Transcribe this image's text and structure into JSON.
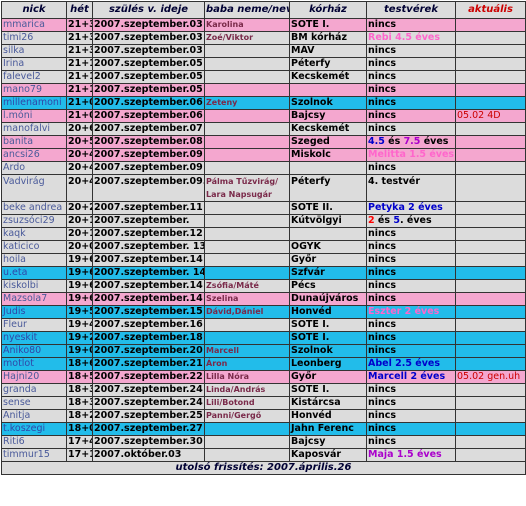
{
  "headers": {
    "nick": "nick",
    "het": "hét",
    "date": "szülés v. ideje",
    "baba": "baba neme/neve",
    "korhaz": "kórház",
    "testverek": "testvérek",
    "aktualis": "aktuális"
  },
  "rows": [
    {
      "color": "pink",
      "nick": "mmarica",
      "het": "21+3",
      "date": "2007.szeptember.03",
      "baba": "Karolina",
      "korhaz": "SOTE I.",
      "testverek": [
        {
          "t": "nincs",
          "c": "black"
        }
      ],
      "aktualis": ""
    },
    {
      "color": "grey",
      "nick": "timi26",
      "het": "21+3",
      "date": "2007.szeptember.03",
      "baba": "Zoé/Viktor",
      "korhaz": "BM kórház",
      "testverek": [
        {
          "t": "Rebi 4.5 éves",
          "c": "pink"
        }
      ],
      "aktualis": ""
    },
    {
      "color": "grey",
      "nick": "silka",
      "het": "21+3",
      "date": "2007.szeptember.03",
      "baba": "",
      "korhaz": "MÁV",
      "testverek": [
        {
          "t": "nincs",
          "c": "black"
        }
      ],
      "aktualis": ""
    },
    {
      "color": "grey",
      "nick": "Irina",
      "het": "21+1",
      "date": "2007.szeptember.05",
      "baba": "",
      "korhaz": "Péterfy",
      "testverek": [
        {
          "t": "nincs",
          "c": "black"
        }
      ],
      "aktualis": ""
    },
    {
      "color": "grey",
      "nick": "falevel2",
      "het": "21+1",
      "date": "2007.szeptember.05",
      "baba": "",
      "korhaz": "Kecskemét",
      "testverek": [
        {
          "t": "nincs",
          "c": "black"
        }
      ],
      "aktualis": ""
    },
    {
      "color": "pink",
      "nick": "mano79",
      "het": "21+1",
      "date": "2007.szeptember.05",
      "baba": "",
      "korhaz": "",
      "testverek": [
        {
          "t": "nincs",
          "c": "black"
        }
      ],
      "aktualis": ""
    },
    {
      "color": "cyan",
      "nick": "millenamoni",
      "het": "21+0",
      "date": "2007.szeptember.06",
      "baba": "Zeteny",
      "korhaz": "Szolnok",
      "testverek": [
        {
          "t": "nincs",
          "c": "black"
        }
      ],
      "aktualis": ""
    },
    {
      "color": "pink",
      "nick": "l.móni",
      "het": "21+0",
      "date": "2007.szeptember.06",
      "baba": "",
      "korhaz": "Bajcsy",
      "testverek": [
        {
          "t": "nincs",
          "c": "black"
        }
      ],
      "aktualis": "05.02 4D"
    },
    {
      "color": "grey",
      "nick": "manofalvi",
      "het": "20+6",
      "date": "2007.szeptember.07",
      "baba": "",
      "korhaz": "Kecskemét",
      "testverek": [
        {
          "t": "nincs",
          "c": "black"
        }
      ],
      "aktualis": ""
    },
    {
      "color": "pink",
      "nick": "banita",
      "het": "20+5",
      "date": "2007.szeptember.08",
      "baba": "",
      "korhaz": "Szeged",
      "testverek": [
        {
          "t": "4.5",
          "c": "blue"
        },
        {
          "t": " és ",
          "c": "black"
        },
        {
          "t": "7.5",
          "c": "purple"
        },
        {
          "t": " éves",
          "c": "black"
        }
      ],
      "aktualis": ""
    },
    {
      "color": "pink",
      "nick": "ancsi26",
      "het": "20+4",
      "date": "2007.szeptember.09",
      "baba": "",
      "korhaz": "Miskolc",
      "testverek": [
        {
          "t": "Melitta 1.5 éves",
          "c": "pink"
        }
      ],
      "aktualis": ""
    },
    {
      "color": "grey",
      "nick": "Ardo",
      "het": "20+4",
      "date": "2007.szeptember.09",
      "baba": "",
      "korhaz": "",
      "testverek": [
        {
          "t": "nincs",
          "c": "black"
        }
      ],
      "aktualis": ""
    },
    {
      "color": "grey",
      "tall": true,
      "nick": "Vadvirág",
      "het": "20+4",
      "date": "2007.szeptember.09.",
      "baba": "Pálma Tűzvirág/ Lara Napsugár",
      "korhaz": "Péterfy",
      "testverek": [
        {
          "t": "4. testvér",
          "c": "black"
        }
      ],
      "aktualis": ""
    },
    {
      "color": "grey",
      "nick": "beke andrea",
      "het": "20+2",
      "date": "2007.szeptember.11",
      "baba": "",
      "korhaz": "SOTE II.",
      "testverek": [
        {
          "t": "Petyka 2 éves",
          "c": "blue"
        }
      ],
      "aktualis": ""
    },
    {
      "color": "grey",
      "nick": "zsuzsóci29",
      "het": "20+1",
      "date": "2007.szeptember.",
      "baba": "",
      "korhaz": "Kútvölgyi",
      "testverek": [
        {
          "t": "2",
          "c": "red"
        },
        {
          "t": " és ",
          "c": "black"
        },
        {
          "t": "5",
          "c": "blue"
        },
        {
          "t": ". éves",
          "c": "black"
        }
      ],
      "aktualis": ""
    },
    {
      "color": "grey",
      "nick": "kaqk",
      "het": "20+1",
      "date": "2007.szeptember.12",
      "baba": "",
      "korhaz": "",
      "testverek": [
        {
          "t": "nincs",
          "c": "black"
        }
      ],
      "aktualis": ""
    },
    {
      "color": "grey",
      "nick": "katicico",
      "het": "20+0",
      "date": "2007.szeptember. 13",
      "baba": "",
      "korhaz": "OGYK",
      "testverek": [
        {
          "t": "nincs",
          "c": "black"
        }
      ],
      "aktualis": ""
    },
    {
      "color": "grey",
      "nick": "hoila",
      "het": "19+6",
      "date": "2007.szeptember.14",
      "baba": "",
      "korhaz": "Győr",
      "testverek": [
        {
          "t": "nincs",
          "c": "black"
        }
      ],
      "aktualis": ""
    },
    {
      "color": "cyan",
      "nick": "u.eta",
      "het": "19+6",
      "date": "2007.szeptember. 14",
      "baba": "",
      "korhaz": "Szfvár",
      "testverek": [
        {
          "t": "nincs",
          "c": "black"
        }
      ],
      "aktualis": ""
    },
    {
      "color": "grey",
      "nick": "kiskolbi",
      "het": "19+6",
      "date": "2007.szeptember.14",
      "baba": "Zsófia/Máté",
      "korhaz": "Pécs",
      "testverek": [
        {
          "t": "nincs",
          "c": "black"
        }
      ],
      "aktualis": ""
    },
    {
      "color": "pink",
      "nick": "Mazsola7",
      "het": "19+6",
      "date": "2007.szeptember.14",
      "baba": "Szelina",
      "korhaz": "Dunaújváros",
      "testverek": [
        {
          "t": "nincs",
          "c": "black"
        }
      ],
      "aktualis": ""
    },
    {
      "color": "cyan",
      "nick": "Judis",
      "het": "19+5",
      "date": "2007.szeptember.15",
      "baba": "Dávid,Dániel",
      "korhaz": "Honvéd",
      "testverek": [
        {
          "t": "Eszter 2 éves",
          "c": "pink"
        }
      ],
      "aktualis": ""
    },
    {
      "color": "grey",
      "nick": "Fleur",
      "het": "19+4",
      "date": "2007.szeptember.16",
      "baba": "",
      "korhaz": "SOTE I.",
      "testverek": [
        {
          "t": "nincs",
          "c": "black"
        }
      ],
      "aktualis": ""
    },
    {
      "color": "cyan",
      "nick": "nyeskit",
      "het": "19+2",
      "date": "2007.szeptember.18",
      "baba": "",
      "korhaz": "SOTE I.",
      "testverek": [
        {
          "t": "nincs",
          "c": "black"
        }
      ],
      "aktualis": ""
    },
    {
      "color": "cyan",
      "nick": "Aniko80",
      "het": "19+0",
      "date": "2007.szeptember.20",
      "baba": "Marcell",
      "korhaz": "Szolnok",
      "testverek": [
        {
          "t": "nincs",
          "c": "black"
        }
      ],
      "aktualis": ""
    },
    {
      "color": "cyan",
      "nick": "motlot",
      "het": "18+6",
      "date": "2007.szeptember.21",
      "baba": "Áron",
      "korhaz": "Leonberg",
      "testverek": [
        {
          "t": "Ábel 2.5 éves",
          "c": "blue"
        }
      ],
      "aktualis": ""
    },
    {
      "color": "pink",
      "nick": "Hajni20",
      "het": "18+5",
      "date": "2007.szeptember.22",
      "baba": "Lilla Nóra",
      "korhaz": "Győr",
      "testverek": [
        {
          "t": "Marcell 2 éves",
          "c": "blue"
        }
      ],
      "aktualis": "05.02 gen.uh"
    },
    {
      "color": "grey",
      "nick": "granda",
      "het": "18+3",
      "date": "2007.szeptember.24",
      "baba": "Linda/András",
      "korhaz": "SOTE I.",
      "testverek": [
        {
          "t": "nincs",
          "c": "black"
        }
      ],
      "aktualis": ""
    },
    {
      "color": "grey",
      "nick": "sense",
      "het": "18+3",
      "date": "2007.szeptember.24",
      "baba": "Lili/Botond",
      "korhaz": "Kistárcsa",
      "testverek": [
        {
          "t": "nincs",
          "c": "black"
        }
      ],
      "aktualis": ""
    },
    {
      "color": "grey",
      "nick": "Anitja",
      "het": "18+2",
      "date": "2007.szeptember.25",
      "baba": "Panni/Gergő",
      "korhaz": "Honvéd",
      "testverek": [
        {
          "t": "nincs",
          "c": "black"
        }
      ],
      "aktualis": ""
    },
    {
      "color": "cyan",
      "nick": "t.koszegi",
      "het": "18+0",
      "date": "2007.szeptember.27",
      "baba": "",
      "korhaz": "Jahn Ferenc",
      "testverek": [
        {
          "t": "nincs",
          "c": "black"
        }
      ],
      "aktualis": ""
    },
    {
      "color": "grey",
      "nick": "Riti6",
      "het": "17+4",
      "date": "2007.szeptember.30",
      "baba": "",
      "korhaz": "Bajcsy",
      "testverek": [
        {
          "t": "nincs",
          "c": "black"
        }
      ],
      "aktualis": ""
    },
    {
      "color": "grey",
      "nick": "timmur15",
      "het": "17+1",
      "date": "2007.október.03",
      "baba": "",
      "korhaz": "Kaposvár",
      "testverek": [
        {
          "t": "Maja 1.5 éves",
          "c": "purple"
        }
      ],
      "aktualis": ""
    }
  ],
  "footer": "utolsó frissítés: 2007.április.26"
}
* * *
• [WRITTEN TASK]:
Copy each line of the records containing the string "éves".

• [RESPONSE]:
          "t": "Rebi 4.5 éves",
          "t": " éves",
          "t": "Melitta 1.5 éves",
          "t": "Petyka 2 éves",
          "t": ". éves",
          "t": "Eszter 2 éves",
          "t": "Ábel 2.5 éves",
          "t": "Marcell 2 éves",
          "t": "Maja 1.5 éves",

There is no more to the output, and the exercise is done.